*What you have to do*
Narrow the data below down to the lines containing "items".
--
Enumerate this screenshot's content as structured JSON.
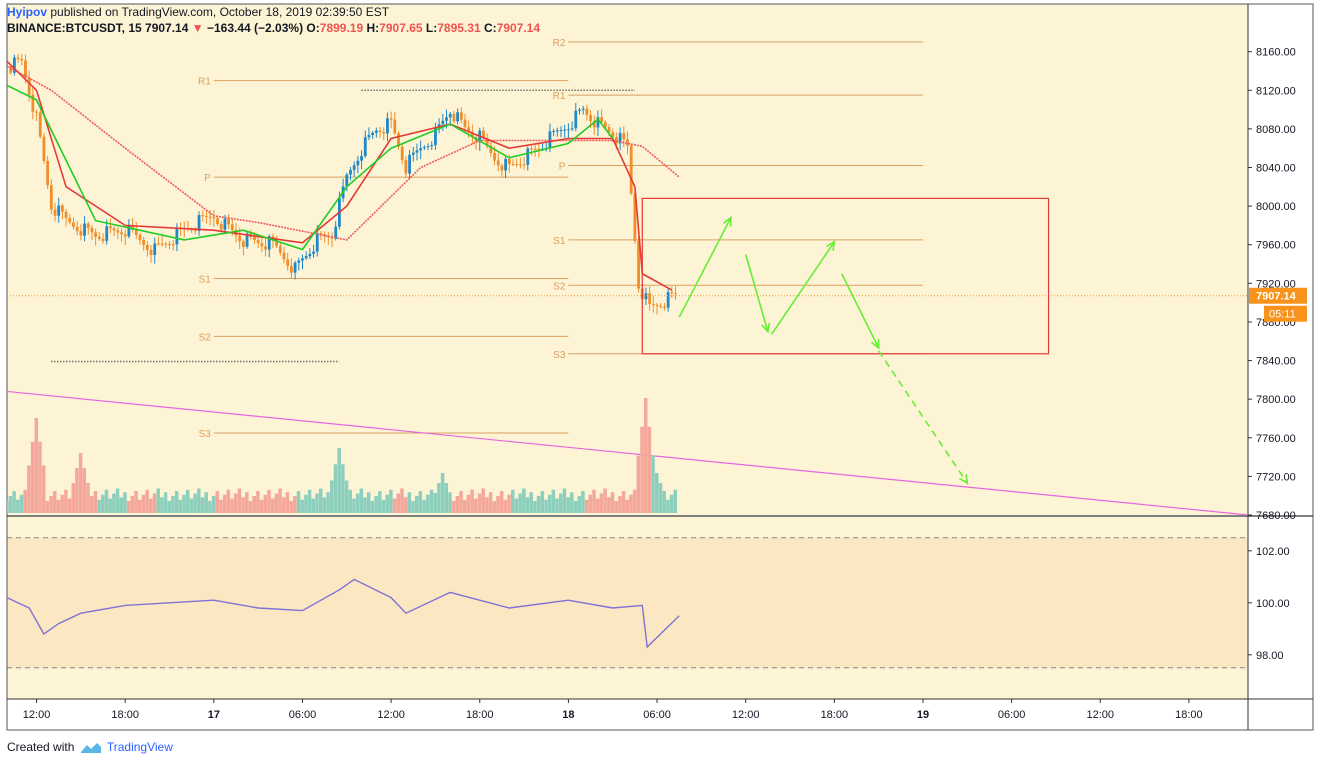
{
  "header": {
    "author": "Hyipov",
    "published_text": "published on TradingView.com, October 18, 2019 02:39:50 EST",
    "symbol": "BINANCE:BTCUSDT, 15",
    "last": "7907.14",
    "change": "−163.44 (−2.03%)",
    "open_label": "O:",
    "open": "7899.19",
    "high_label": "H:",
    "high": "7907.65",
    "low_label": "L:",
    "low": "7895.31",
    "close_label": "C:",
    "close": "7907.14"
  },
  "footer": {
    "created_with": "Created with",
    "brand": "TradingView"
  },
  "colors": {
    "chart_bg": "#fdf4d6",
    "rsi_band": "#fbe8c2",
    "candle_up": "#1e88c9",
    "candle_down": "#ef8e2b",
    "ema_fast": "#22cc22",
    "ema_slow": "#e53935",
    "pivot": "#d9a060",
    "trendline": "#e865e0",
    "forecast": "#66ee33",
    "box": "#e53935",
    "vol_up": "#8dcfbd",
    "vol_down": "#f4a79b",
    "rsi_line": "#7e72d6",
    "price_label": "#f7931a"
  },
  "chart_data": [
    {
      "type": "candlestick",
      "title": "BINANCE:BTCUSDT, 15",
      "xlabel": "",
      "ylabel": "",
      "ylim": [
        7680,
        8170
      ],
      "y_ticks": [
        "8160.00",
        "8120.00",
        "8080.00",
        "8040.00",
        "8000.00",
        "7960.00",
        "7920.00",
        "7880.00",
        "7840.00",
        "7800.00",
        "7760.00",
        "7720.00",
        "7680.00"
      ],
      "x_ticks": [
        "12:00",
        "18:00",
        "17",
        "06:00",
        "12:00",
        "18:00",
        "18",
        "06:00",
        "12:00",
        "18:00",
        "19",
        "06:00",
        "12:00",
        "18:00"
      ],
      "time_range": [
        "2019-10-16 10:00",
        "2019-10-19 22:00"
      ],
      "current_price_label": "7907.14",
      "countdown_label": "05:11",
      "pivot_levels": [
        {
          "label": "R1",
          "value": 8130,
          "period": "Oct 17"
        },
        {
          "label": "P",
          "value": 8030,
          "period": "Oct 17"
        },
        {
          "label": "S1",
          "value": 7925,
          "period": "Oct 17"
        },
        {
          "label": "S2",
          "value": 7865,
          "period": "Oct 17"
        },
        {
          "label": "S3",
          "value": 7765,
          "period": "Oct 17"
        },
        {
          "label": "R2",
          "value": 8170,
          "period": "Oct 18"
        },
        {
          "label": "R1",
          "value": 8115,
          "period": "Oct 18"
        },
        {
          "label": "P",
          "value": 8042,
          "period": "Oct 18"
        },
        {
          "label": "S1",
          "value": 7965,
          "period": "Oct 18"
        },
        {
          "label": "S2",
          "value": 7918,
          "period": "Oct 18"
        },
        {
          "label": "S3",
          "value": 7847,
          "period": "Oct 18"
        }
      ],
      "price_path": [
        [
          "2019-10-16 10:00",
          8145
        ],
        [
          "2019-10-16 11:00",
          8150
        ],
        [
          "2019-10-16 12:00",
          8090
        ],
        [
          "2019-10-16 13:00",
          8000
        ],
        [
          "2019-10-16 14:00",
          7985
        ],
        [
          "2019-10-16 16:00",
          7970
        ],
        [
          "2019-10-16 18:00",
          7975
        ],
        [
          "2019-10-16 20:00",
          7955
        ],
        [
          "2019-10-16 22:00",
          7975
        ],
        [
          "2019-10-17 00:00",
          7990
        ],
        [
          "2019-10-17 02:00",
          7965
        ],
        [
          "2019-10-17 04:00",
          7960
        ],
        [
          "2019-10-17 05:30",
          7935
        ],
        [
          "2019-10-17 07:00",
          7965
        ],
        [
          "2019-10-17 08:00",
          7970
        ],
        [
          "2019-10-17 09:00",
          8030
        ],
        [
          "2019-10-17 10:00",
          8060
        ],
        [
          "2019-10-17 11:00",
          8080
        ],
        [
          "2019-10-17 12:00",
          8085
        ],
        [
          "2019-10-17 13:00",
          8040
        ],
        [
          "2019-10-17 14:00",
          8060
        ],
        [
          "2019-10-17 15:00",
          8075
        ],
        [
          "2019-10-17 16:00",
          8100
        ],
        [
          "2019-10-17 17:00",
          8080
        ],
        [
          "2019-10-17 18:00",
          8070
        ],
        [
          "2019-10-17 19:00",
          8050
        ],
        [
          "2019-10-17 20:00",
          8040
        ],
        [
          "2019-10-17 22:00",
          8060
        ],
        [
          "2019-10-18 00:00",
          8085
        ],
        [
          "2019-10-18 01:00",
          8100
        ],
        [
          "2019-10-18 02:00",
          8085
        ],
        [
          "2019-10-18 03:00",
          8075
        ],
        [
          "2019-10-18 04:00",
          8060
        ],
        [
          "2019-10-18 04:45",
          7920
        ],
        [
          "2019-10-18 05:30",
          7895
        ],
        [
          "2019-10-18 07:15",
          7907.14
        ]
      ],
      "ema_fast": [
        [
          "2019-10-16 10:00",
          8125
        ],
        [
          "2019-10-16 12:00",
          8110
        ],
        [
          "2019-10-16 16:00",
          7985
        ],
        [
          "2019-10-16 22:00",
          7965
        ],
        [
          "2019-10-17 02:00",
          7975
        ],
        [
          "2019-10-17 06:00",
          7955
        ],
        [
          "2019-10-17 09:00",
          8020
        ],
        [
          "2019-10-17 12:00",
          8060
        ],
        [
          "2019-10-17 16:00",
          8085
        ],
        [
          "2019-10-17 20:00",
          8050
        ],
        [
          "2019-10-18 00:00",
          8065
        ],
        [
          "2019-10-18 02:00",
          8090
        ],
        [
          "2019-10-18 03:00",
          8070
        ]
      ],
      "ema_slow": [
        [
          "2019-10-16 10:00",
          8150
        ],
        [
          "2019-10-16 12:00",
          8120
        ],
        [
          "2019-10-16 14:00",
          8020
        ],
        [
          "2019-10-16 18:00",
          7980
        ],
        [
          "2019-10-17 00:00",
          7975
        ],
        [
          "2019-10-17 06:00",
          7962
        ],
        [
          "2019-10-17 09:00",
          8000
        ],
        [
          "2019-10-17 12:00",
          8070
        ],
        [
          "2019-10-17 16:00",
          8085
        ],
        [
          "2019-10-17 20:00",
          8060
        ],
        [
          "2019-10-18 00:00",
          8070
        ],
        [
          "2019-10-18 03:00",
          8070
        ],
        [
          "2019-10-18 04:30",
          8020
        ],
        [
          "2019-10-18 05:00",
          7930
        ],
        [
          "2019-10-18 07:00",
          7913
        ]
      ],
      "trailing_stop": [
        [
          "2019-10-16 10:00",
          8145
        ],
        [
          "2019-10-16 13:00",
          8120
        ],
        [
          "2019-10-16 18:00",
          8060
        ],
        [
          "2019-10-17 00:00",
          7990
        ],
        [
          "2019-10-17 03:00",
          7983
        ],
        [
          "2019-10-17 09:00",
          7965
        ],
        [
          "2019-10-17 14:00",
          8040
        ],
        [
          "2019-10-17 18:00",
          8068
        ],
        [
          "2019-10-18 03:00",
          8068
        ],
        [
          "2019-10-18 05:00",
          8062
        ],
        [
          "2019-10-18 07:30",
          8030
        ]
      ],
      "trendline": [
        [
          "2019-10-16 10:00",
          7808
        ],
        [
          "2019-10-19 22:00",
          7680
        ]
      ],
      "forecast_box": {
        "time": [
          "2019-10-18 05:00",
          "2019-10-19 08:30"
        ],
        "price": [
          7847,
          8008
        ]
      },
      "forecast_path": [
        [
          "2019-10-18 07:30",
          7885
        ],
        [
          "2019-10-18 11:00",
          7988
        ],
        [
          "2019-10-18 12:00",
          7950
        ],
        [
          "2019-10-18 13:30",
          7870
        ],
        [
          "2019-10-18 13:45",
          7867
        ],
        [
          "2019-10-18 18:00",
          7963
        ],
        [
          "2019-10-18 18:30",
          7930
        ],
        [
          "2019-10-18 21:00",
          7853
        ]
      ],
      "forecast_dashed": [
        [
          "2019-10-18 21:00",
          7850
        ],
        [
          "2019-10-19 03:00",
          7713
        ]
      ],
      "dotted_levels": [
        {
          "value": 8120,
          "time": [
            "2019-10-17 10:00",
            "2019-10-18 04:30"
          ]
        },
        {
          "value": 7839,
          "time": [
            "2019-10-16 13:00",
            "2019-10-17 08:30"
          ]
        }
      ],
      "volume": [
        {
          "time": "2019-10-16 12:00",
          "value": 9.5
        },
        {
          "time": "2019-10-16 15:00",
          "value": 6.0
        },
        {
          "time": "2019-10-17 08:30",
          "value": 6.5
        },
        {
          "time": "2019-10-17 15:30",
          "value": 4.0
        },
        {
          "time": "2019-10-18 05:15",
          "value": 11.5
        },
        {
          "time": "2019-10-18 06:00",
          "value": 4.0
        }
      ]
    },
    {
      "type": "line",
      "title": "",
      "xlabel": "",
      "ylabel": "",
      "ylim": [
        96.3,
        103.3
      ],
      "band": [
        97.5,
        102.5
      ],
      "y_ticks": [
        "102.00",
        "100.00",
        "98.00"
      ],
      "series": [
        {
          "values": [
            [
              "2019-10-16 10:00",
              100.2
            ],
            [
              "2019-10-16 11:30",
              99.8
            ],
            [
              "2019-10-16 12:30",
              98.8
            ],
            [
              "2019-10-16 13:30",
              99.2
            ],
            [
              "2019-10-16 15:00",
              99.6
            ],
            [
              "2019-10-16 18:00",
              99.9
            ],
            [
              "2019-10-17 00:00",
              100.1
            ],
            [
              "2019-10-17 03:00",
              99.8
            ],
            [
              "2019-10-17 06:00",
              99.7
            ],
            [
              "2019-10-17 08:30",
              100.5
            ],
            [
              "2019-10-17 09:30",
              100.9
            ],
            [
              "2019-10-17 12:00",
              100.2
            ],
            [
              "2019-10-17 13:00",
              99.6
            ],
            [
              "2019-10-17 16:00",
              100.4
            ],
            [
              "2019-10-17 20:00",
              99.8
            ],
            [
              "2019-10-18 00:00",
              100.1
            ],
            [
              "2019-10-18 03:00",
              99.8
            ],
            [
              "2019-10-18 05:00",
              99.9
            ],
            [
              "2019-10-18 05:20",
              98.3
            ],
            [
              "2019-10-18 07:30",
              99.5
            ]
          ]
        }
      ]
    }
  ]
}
--
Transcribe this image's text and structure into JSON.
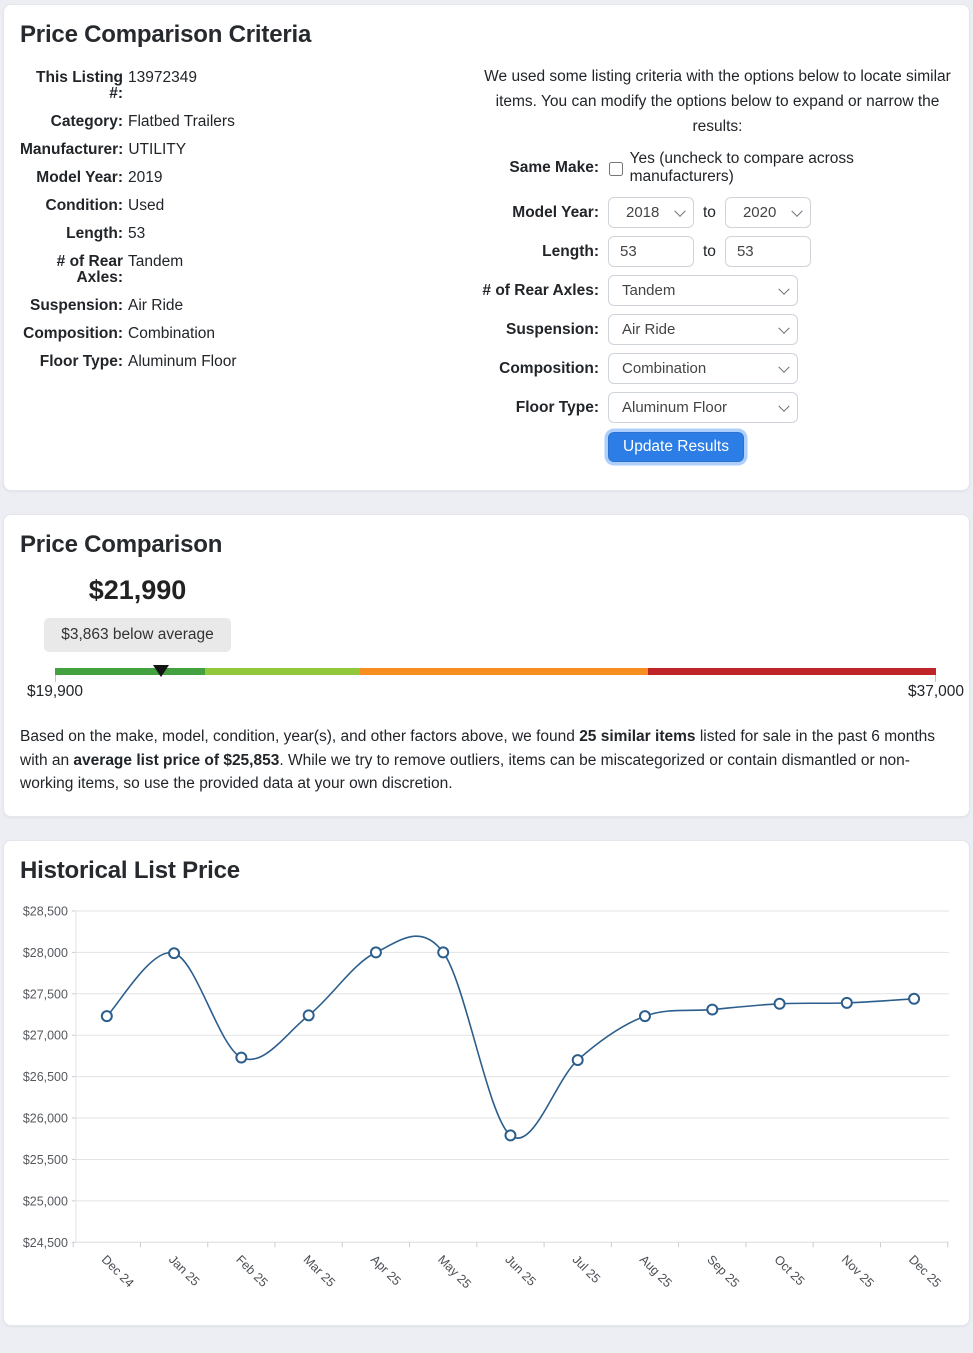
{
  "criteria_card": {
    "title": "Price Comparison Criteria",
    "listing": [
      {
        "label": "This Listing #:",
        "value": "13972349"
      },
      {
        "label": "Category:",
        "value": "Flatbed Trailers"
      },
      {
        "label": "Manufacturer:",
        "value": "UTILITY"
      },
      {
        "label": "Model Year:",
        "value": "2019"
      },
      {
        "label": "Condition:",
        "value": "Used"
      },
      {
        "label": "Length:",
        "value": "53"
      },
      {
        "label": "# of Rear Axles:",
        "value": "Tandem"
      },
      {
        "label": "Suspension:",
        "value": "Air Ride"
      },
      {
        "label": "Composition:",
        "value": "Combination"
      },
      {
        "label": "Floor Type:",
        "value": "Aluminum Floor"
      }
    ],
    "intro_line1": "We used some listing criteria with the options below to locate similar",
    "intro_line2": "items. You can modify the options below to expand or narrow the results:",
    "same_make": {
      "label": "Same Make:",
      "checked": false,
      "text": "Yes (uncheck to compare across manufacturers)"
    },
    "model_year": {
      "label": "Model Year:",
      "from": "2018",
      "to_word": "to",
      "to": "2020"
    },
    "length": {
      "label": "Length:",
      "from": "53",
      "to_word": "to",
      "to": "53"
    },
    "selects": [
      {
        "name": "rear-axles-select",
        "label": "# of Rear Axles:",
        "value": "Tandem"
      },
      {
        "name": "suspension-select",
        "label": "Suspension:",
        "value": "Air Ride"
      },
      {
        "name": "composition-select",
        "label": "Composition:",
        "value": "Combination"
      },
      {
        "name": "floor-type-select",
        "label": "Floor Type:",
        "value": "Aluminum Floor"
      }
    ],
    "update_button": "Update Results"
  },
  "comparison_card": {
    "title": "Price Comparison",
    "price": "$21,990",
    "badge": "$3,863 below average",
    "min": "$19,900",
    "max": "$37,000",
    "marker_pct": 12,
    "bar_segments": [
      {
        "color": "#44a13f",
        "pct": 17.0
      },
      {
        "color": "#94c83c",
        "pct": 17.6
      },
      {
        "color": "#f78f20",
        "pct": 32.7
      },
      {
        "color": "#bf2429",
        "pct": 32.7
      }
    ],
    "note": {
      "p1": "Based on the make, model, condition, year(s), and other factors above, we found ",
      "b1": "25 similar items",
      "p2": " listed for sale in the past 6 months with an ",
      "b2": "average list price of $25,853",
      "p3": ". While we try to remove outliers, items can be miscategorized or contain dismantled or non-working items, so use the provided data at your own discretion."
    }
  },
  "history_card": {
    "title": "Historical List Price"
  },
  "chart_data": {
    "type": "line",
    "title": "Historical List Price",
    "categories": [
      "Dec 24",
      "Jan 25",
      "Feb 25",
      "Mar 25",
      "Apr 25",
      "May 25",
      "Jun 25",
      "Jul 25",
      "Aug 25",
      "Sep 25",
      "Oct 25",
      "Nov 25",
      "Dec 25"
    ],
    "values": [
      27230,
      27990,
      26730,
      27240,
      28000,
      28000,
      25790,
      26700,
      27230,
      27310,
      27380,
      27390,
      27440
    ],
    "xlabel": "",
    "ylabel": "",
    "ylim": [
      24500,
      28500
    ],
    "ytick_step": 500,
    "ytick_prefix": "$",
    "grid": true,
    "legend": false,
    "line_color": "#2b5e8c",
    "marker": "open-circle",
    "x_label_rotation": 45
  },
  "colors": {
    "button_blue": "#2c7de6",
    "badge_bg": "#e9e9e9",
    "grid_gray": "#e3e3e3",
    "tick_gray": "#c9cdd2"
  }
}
--
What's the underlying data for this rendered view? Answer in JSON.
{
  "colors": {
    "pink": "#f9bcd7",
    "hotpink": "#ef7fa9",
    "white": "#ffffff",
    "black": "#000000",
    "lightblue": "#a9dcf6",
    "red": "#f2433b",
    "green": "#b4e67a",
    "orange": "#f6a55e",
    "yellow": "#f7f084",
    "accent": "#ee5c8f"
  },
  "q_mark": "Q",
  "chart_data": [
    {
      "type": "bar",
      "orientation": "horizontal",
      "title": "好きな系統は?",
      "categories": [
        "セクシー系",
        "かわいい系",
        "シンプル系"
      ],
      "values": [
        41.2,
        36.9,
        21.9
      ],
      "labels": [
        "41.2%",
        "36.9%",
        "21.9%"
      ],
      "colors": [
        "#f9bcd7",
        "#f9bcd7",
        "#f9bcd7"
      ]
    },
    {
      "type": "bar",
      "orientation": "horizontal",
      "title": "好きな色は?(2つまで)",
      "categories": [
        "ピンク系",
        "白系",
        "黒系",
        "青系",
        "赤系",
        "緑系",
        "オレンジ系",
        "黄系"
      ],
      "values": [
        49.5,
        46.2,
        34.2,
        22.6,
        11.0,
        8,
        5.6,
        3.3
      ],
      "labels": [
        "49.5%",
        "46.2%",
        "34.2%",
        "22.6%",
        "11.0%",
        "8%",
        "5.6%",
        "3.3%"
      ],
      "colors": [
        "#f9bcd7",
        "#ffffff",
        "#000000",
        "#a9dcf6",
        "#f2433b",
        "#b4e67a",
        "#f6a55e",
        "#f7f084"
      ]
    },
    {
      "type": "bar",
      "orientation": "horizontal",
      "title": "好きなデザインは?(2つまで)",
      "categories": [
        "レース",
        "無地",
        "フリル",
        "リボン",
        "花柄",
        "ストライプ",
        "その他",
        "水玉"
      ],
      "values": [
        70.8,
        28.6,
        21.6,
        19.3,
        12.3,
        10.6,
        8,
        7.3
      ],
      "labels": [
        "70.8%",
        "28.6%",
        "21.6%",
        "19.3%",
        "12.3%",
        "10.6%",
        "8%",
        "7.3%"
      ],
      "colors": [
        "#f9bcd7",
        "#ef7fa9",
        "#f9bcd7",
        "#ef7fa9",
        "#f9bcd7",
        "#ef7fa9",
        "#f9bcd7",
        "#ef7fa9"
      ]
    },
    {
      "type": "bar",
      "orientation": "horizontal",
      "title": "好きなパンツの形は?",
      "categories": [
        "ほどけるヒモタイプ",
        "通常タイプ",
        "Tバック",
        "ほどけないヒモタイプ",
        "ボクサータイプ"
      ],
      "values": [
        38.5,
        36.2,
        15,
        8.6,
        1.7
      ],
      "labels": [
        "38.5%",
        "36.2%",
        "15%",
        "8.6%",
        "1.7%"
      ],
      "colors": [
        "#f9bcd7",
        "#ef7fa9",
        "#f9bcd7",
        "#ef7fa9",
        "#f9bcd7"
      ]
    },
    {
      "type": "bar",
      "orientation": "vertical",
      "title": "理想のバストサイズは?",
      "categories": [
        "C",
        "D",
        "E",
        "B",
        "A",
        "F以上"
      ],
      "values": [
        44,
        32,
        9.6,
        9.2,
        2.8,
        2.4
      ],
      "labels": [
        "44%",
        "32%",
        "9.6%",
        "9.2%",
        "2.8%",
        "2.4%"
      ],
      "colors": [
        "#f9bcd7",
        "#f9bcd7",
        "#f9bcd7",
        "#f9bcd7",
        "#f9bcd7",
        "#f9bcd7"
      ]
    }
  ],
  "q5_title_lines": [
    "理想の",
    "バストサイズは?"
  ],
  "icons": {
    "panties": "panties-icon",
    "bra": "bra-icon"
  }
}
--
*Full answer*
    "intro_line2": "items. You can modify the options below to expand or narrow the results:",
      "b1": "25 similar items",
      "p3": ". While we try to remove outliers, items can be miscategorized or contain dismantled or non-working items, so use the provided data at your own discretion."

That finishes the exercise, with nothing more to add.